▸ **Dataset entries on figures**
####
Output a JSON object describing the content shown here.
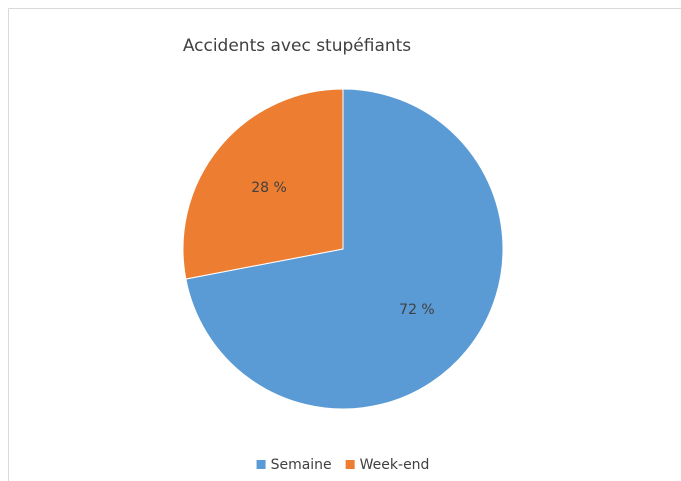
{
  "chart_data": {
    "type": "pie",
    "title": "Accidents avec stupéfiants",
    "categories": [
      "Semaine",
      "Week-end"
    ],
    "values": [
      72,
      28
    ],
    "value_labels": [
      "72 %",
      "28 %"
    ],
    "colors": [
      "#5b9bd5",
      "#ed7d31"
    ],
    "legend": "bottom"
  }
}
####
▸ **Required work**
Without the pictures, extract every entry verbatim.

▸ **Output below**
Output a JSON object describing the content shown here.
{
  "chart_data": {
    "type": "pie",
    "title": "Accidents avec stupéfiants",
    "categories": [
      "Semaine",
      "Week-end"
    ],
    "values": [
      72,
      28
    ],
    "value_labels": [
      "72 %",
      "28 %"
    ],
    "colors": [
      "#5b9bd5",
      "#ed7d31"
    ],
    "legend": "bottom"
  }
}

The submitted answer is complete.